## STATED EXERCISE
Which lines contain the word "Forecast"? Return each of them as written.

• • • • •

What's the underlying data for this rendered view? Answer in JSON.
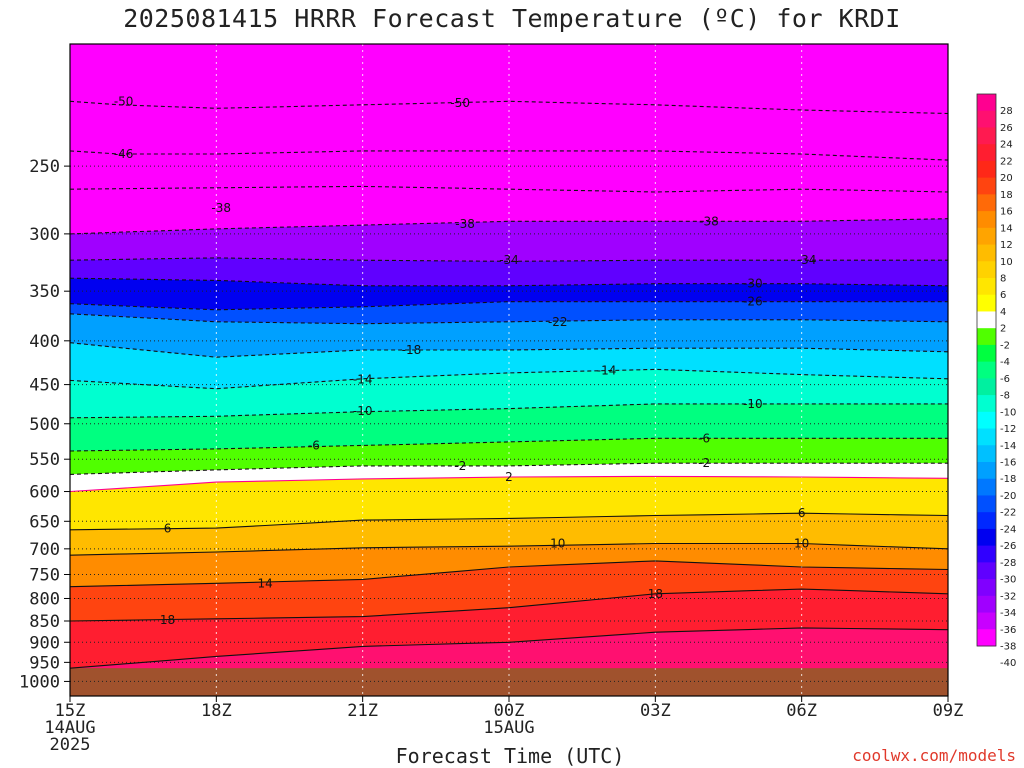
{
  "title": "2025081415 HRRR Forecast Temperature (ºC) for KRDI",
  "xlabel": "Forecast Time (UTC)",
  "credit": "coolwx.com/models",
  "chart_data": {
    "type": "heatmap",
    "title": "2025081415 HRRR Forecast Temperature (ºC) for KRDI",
    "xlabel": "Forecast Time (UTC)",
    "ylabel": "",
    "x_ticks": [
      {
        "h": 0,
        "lines": [
          "15Z",
          "14AUG",
          "2025"
        ]
      },
      {
        "h": 3,
        "lines": [
          "18Z"
        ]
      },
      {
        "h": 6,
        "lines": [
          "21Z"
        ]
      },
      {
        "h": 9,
        "lines": [
          "00Z",
          "15AUG"
        ]
      },
      {
        "h": 12,
        "lines": [
          "03Z"
        ]
      },
      {
        "h": 15,
        "lines": [
          "06Z"
        ]
      },
      {
        "h": 18,
        "lines": [
          "09Z"
        ]
      }
    ],
    "y_ticks": [
      250,
      300,
      350,
      400,
      450,
      500,
      550,
      600,
      650,
      700,
      750,
      800,
      850,
      900,
      950,
      1000
    ],
    "ylim_hpa": [
      1040,
      180
    ],
    "surface_pressure_hpa": 965,
    "colorbar": {
      "labels": [
        28,
        26,
        24,
        22,
        20,
        18,
        16,
        14,
        12,
        10,
        8,
        6,
        4,
        2,
        -2,
        -4,
        -6,
        -8,
        -10,
        -12,
        -14,
        -16,
        -18,
        -20,
        -22,
        -24,
        -26,
        -28,
        -30,
        -32,
        -34,
        -36,
        -38,
        -40
      ],
      "colors": [
        "#ff0090",
        "#ff1070",
        "#ff1a50",
        "#ff1e30",
        "#ff2818",
        "#ff4410",
        "#ff6a08",
        "#ff8c00",
        "#ffa400",
        "#ffbc00",
        "#ffd200",
        "#ffe600",
        "#ffff00",
        "#ffffff",
        "#50ff00",
        "#00ff40",
        "#00ff80",
        "#00f0a0",
        "#00ffd0",
        "#00ffff",
        "#00e0ff",
        "#00c0ff",
        "#00a0ff",
        "#0078ff",
        "#0050ff",
        "#0028ff",
        "#0000f0",
        "#3000ff",
        "#6000ff",
        "#8000ff",
        "#a000ff",
        "#c800ff",
        "#ff00ff"
      ]
    },
    "series": [
      {
        "value": -50,
        "points": [
          [
            0,
            210
          ],
          [
            1,
            212
          ],
          [
            3,
            214
          ],
          [
            6,
            212
          ],
          [
            9,
            210
          ],
          [
            12,
            212
          ],
          [
            15,
            215
          ],
          [
            18,
            217
          ]
        ]
      },
      {
        "value": -46,
        "points": [
          [
            0,
            240
          ],
          [
            1,
            242
          ],
          [
            3,
            242
          ],
          [
            6,
            240
          ],
          [
            9,
            240
          ],
          [
            12,
            240
          ],
          [
            15,
            242
          ],
          [
            18,
            246
          ]
        ]
      },
      {
        "value": -42,
        "points": [
          [
            0,
            266
          ],
          [
            3,
            265
          ],
          [
            6,
            264
          ],
          [
            9,
            266
          ],
          [
            12,
            268
          ],
          [
            15,
            266
          ],
          [
            18,
            268
          ]
        ]
      },
      {
        "value": -38,
        "points": [
          [
            0,
            300
          ],
          [
            3,
            296
          ],
          [
            6,
            293
          ],
          [
            9,
            290
          ],
          [
            12,
            290
          ],
          [
            15,
            290
          ],
          [
            18,
            288
          ]
        ]
      },
      {
        "value": -34,
        "points": [
          [
            0,
            322
          ],
          [
            3,
            320
          ],
          [
            6,
            322
          ],
          [
            9,
            323
          ],
          [
            12,
            322
          ],
          [
            15,
            322
          ],
          [
            18,
            322
          ]
        ]
      },
      {
        "value": -30,
        "points": [
          [
            0,
            338
          ],
          [
            3,
            340
          ],
          [
            6,
            345
          ],
          [
            9,
            345
          ],
          [
            12,
            343
          ],
          [
            15,
            343
          ],
          [
            18,
            345
          ]
        ]
      },
      {
        "value": -26,
        "points": [
          [
            0,
            362
          ],
          [
            3,
            368
          ],
          [
            6,
            365
          ],
          [
            9,
            360
          ],
          [
            12,
            360
          ],
          [
            15,
            360
          ],
          [
            18,
            360
          ]
        ]
      },
      {
        "value": -22,
        "points": [
          [
            0,
            372
          ],
          [
            3,
            380
          ],
          [
            6,
            382
          ],
          [
            9,
            380
          ],
          [
            12,
            378
          ],
          [
            15,
            378
          ],
          [
            18,
            380
          ]
        ]
      },
      {
        "value": -18,
        "points": [
          [
            0,
            402
          ],
          [
            3,
            418
          ],
          [
            6,
            410
          ],
          [
            9,
            410
          ],
          [
            12,
            408
          ],
          [
            15,
            408
          ],
          [
            18,
            412
          ]
        ]
      },
      {
        "value": -14,
        "points": [
          [
            0,
            445
          ],
          [
            3,
            455
          ],
          [
            6,
            443
          ],
          [
            9,
            436
          ],
          [
            12,
            432
          ],
          [
            15,
            438
          ],
          [
            18,
            443
          ]
        ]
      },
      {
        "value": -10,
        "points": [
          [
            0,
            492
          ],
          [
            3,
            490
          ],
          [
            6,
            484
          ],
          [
            9,
            480
          ],
          [
            12,
            474
          ],
          [
            15,
            474
          ],
          [
            18,
            474
          ]
        ]
      },
      {
        "value": -6,
        "points": [
          [
            0,
            538
          ],
          [
            3,
            535
          ],
          [
            6,
            530
          ],
          [
            9,
            525
          ],
          [
            12,
            520
          ],
          [
            15,
            520
          ],
          [
            18,
            520
          ]
        ]
      },
      {
        "value": -2,
        "points": [
          [
            0,
            573
          ],
          [
            3,
            566
          ],
          [
            6,
            560
          ],
          [
            9,
            560
          ],
          [
            12,
            556
          ],
          [
            15,
            556
          ],
          [
            18,
            556
          ]
        ]
      },
      {
        "value": 2,
        "points": [
          [
            0,
            600
          ],
          [
            3,
            585
          ],
          [
            6,
            580
          ],
          [
            9,
            577
          ],
          [
            12,
            576
          ],
          [
            15,
            577
          ],
          [
            18,
            579
          ]
        ]
      },
      {
        "value": 6,
        "points": [
          [
            0,
            665
          ],
          [
            3,
            662
          ],
          [
            6,
            648
          ],
          [
            9,
            645
          ],
          [
            12,
            640
          ],
          [
            15,
            636
          ],
          [
            18,
            640
          ]
        ]
      },
      {
        "value": 10,
        "points": [
          [
            0,
            712
          ],
          [
            3,
            706
          ],
          [
            6,
            698
          ],
          [
            9,
            695
          ],
          [
            12,
            690
          ],
          [
            15,
            690
          ],
          [
            18,
            700
          ]
        ]
      },
      {
        "value": 14,
        "points": [
          [
            0,
            775
          ],
          [
            3,
            768
          ],
          [
            6,
            760
          ],
          [
            9,
            735
          ],
          [
            12,
            723
          ],
          [
            15,
            735
          ],
          [
            18,
            740
          ]
        ]
      },
      {
        "value": 18,
        "points": [
          [
            0,
            850
          ],
          [
            3,
            845
          ],
          [
            6,
            840
          ],
          [
            9,
            820
          ],
          [
            12,
            790
          ],
          [
            15,
            780
          ],
          [
            18,
            790
          ]
        ]
      },
      {
        "value": 22,
        "points": [
          [
            0,
            965
          ],
          [
            3,
            935
          ],
          [
            6,
            910
          ],
          [
            9,
            900
          ],
          [
            12,
            876
          ],
          [
            15,
            866
          ],
          [
            18,
            870
          ]
        ]
      }
    ],
    "contour_labels": [
      {
        "text": "-50",
        "x": 1.1,
        "p": 210
      },
      {
        "text": "-50",
        "x": 8.0,
        "p": 211
      },
      {
        "text": "-46",
        "x": 1.1,
        "p": 242
      },
      {
        "text": "-38",
        "x": 3.1,
        "p": 280
      },
      {
        "text": "-38",
        "x": 8.1,
        "p": 292
      },
      {
        "text": "-38",
        "x": 13.1,
        "p": 290
      },
      {
        "text": "-34",
        "x": 9.0,
        "p": 322
      },
      {
        "text": "-34",
        "x": 15.1,
        "p": 322
      },
      {
        "text": "-30",
        "x": 14.0,
        "p": 343
      },
      {
        "text": "-26",
        "x": 14.0,
        "p": 360
      },
      {
        "text": "-22",
        "x": 10.0,
        "p": 380
      },
      {
        "text": "-18",
        "x": 7.0,
        "p": 410
      },
      {
        "text": "-14",
        "x": 6.0,
        "p": 444
      },
      {
        "text": "-14",
        "x": 11.0,
        "p": 433
      },
      {
        "text": "-10",
        "x": 6.0,
        "p": 483
      },
      {
        "text": "-10",
        "x": 14.0,
        "p": 474
      },
      {
        "text": "-6",
        "x": 5.0,
        "p": 530
      },
      {
        "text": "-6",
        "x": 13.0,
        "p": 520
      },
      {
        "text": "-2",
        "x": 8.0,
        "p": 560
      },
      {
        "text": "-2",
        "x": 13.0,
        "p": 556
      },
      {
        "text": "2",
        "x": 9.0,
        "p": 577
      },
      {
        "text": "6",
        "x": 2.0,
        "p": 663
      },
      {
        "text": "6",
        "x": 15.0,
        "p": 636
      },
      {
        "text": "10",
        "x": 10.0,
        "p": 690
      },
      {
        "text": "10",
        "x": 15.0,
        "p": 690
      },
      {
        "text": "14",
        "x": 4.0,
        "p": 768
      },
      {
        "text": "18",
        "x": 2.0,
        "p": 848
      },
      {
        "text": "18",
        "x": 12.0,
        "p": 790
      }
    ]
  }
}
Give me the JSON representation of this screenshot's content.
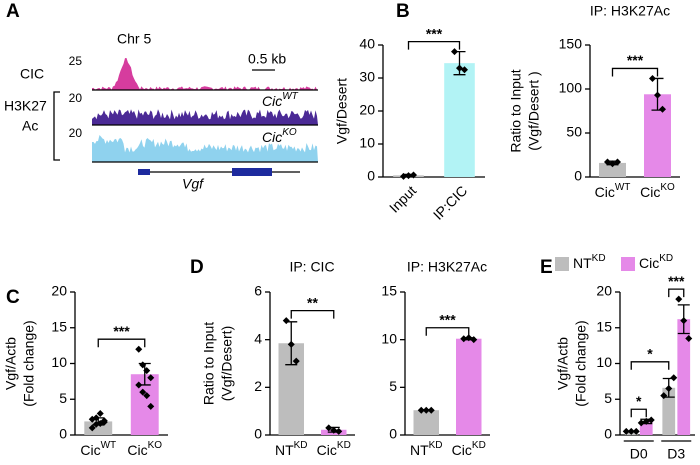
{
  "panel_a": {
    "letter": "A",
    "chromosome": "Chr 5",
    "scale_bar": "0.5 kb",
    "tracks": [
      {
        "name": "CIC",
        "max": 25
      },
      {
        "name": {
          "text": "Cic",
          "sup": "WT"
        },
        "max": 20
      },
      {
        "name": {
          "text": "Cic",
          "sup": "KO"
        },
        "max": 20
      }
    ],
    "group_label": [
      "H3K27",
      "Ac"
    ],
    "gene": "Vgf"
  },
  "chart_data": [
    {
      "type": "bar",
      "panel": "B",
      "ylabel": [
        "Vgf/Desert"
      ],
      "categories": [
        "Input",
        "IP:CIC"
      ],
      "values": [
        0.5,
        34.5
      ],
      "errors": [
        0.3,
        3.5
      ],
      "points": [
        [
          0.2,
          0.4,
          0.6
        ],
        [
          38,
          33,
          32.5
        ]
      ],
      "colors": [
        "#bdbdbd",
        "#b2f3f5"
      ],
      "ylim": [
        0,
        40
      ],
      "yticks": [
        0,
        10,
        20,
        30,
        40
      ],
      "significance": [
        "***"
      ]
    },
    {
      "type": "bar",
      "title": "IP: H3K27Ac",
      "ylabel": [
        "Ratio to Input",
        "(Vgf/Desert )"
      ],
      "categories": [
        {
          "text": "Cic",
          "sup": "WT"
        },
        {
          "text": "Cic",
          "sup": "KO"
        }
      ],
      "values": [
        16,
        94
      ],
      "errors": [
        2,
        18
      ],
      "points": [
        [
          17,
          15,
          17
        ],
        [
          112,
          93,
          77
        ]
      ],
      "colors": [
        "#bdbdbd",
        "#e589e8"
      ],
      "ylim": [
        0,
        150
      ],
      "yticks": [
        0,
        50,
        100,
        150
      ],
      "significance": [
        "***"
      ]
    },
    {
      "type": "bar",
      "panel": "C",
      "ylabel": [
        "Vgf/Actb",
        "(Fold change)"
      ],
      "categories": [
        {
          "text": "Cic",
          "sup": "WT"
        },
        {
          "text": "Cic",
          "sup": "KO"
        }
      ],
      "values": [
        1.9,
        8.5
      ],
      "errors": [
        0.5,
        1.5
      ],
      "points": [
        [
          1,
          1.5,
          1.6,
          2,
          2.2,
          2.4,
          3,
          1.8
        ],
        [
          12,
          9.8,
          9,
          8,
          7,
          6,
          5.5,
          4
        ]
      ],
      "colors": [
        "#bdbdbd",
        "#e589e8"
      ],
      "ylim": [
        0,
        20
      ],
      "yticks": [
        0,
        5,
        10,
        15,
        20
      ],
      "significance": [
        "***"
      ]
    },
    {
      "type": "bar",
      "panel": "D",
      "title": "IP: CIC",
      "ylabel": [
        "Ratio to Input",
        "(Vgf/Desert)"
      ],
      "categories": [
        {
          "text": "NT",
          "sup": "KD"
        },
        {
          "text": "Cic",
          "sup": "KD"
        }
      ],
      "values": [
        3.85,
        0.22
      ],
      "errors": [
        0.9,
        0.1
      ],
      "points": [
        [
          4.8,
          3.8,
          3.1
        ],
        [
          0.3,
          0.2,
          0.15
        ]
      ],
      "colors": [
        "#bdbdbd",
        "#e589e8"
      ],
      "ylim": [
        0,
        6
      ],
      "yticks": [
        0,
        2,
        4,
        6
      ],
      "significance": [
        "**"
      ]
    },
    {
      "type": "bar",
      "title": "IP: H3K27Ac",
      "categories": [
        {
          "text": "NT",
          "sup": "KD"
        },
        {
          "text": "Cic",
          "sup": "KD"
        }
      ],
      "values": [
        2.6,
        10.1
      ],
      "errors": [
        0.05,
        0.1
      ],
      "points": [
        [
          2.6,
          2.6,
          2.6
        ],
        [
          10.1,
          10.2,
          10.0
        ]
      ],
      "colors": [
        "#bdbdbd",
        "#e589e8"
      ],
      "ylim": [
        0,
        15
      ],
      "yticks": [
        0,
        5,
        10,
        15
      ],
      "significance": [
        "***"
      ]
    },
    {
      "type": "grouped-bar",
      "panel": "E",
      "ylabel": [
        "Vgf/Actb",
        "(Fold change)"
      ],
      "categories": [
        "D0",
        "D3"
      ],
      "series": [
        {
          "name": {
            "text": "NT",
            "sup": "KD"
          },
          "color": "#bdbdbd",
          "values": [
            0.5,
            6.6
          ],
          "errors": [
            0.05,
            1.3
          ],
          "points": [
            [
              0.5,
              0.5,
              0.5
            ],
            [
              5.5,
              6.5,
              8
            ]
          ]
        },
        {
          "name": {
            "text": "Cic",
            "sup": "KD"
          },
          "color": "#e589e8",
          "values": [
            1.9,
            16.2
          ],
          "errors": [
            0.3,
            2
          ],
          "points": [
            [
              1.7,
              1.9,
              2.1
            ],
            [
              19,
              16,
              13.5
            ]
          ]
        }
      ],
      "ylim": [
        0,
        20
      ],
      "yticks": [
        0,
        5,
        10,
        15,
        20
      ],
      "significance": [
        "*",
        "***",
        "*"
      ]
    }
  ]
}
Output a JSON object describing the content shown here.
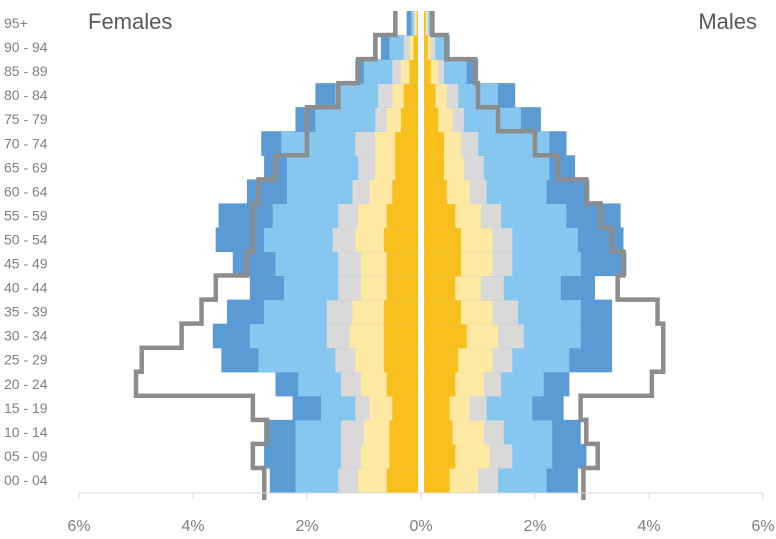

• • • • •

## TASK RESULT
  "title": "2025081415 HRRR Forecast Temperature (ºC) for KRDI",
  "xlabel": "Forecast Time (UTC)",
    "title": "2025081415 HRRR Forecast Temperature (ºC) for KRDI",
    "xlabel": "Forecast Time (UTC)",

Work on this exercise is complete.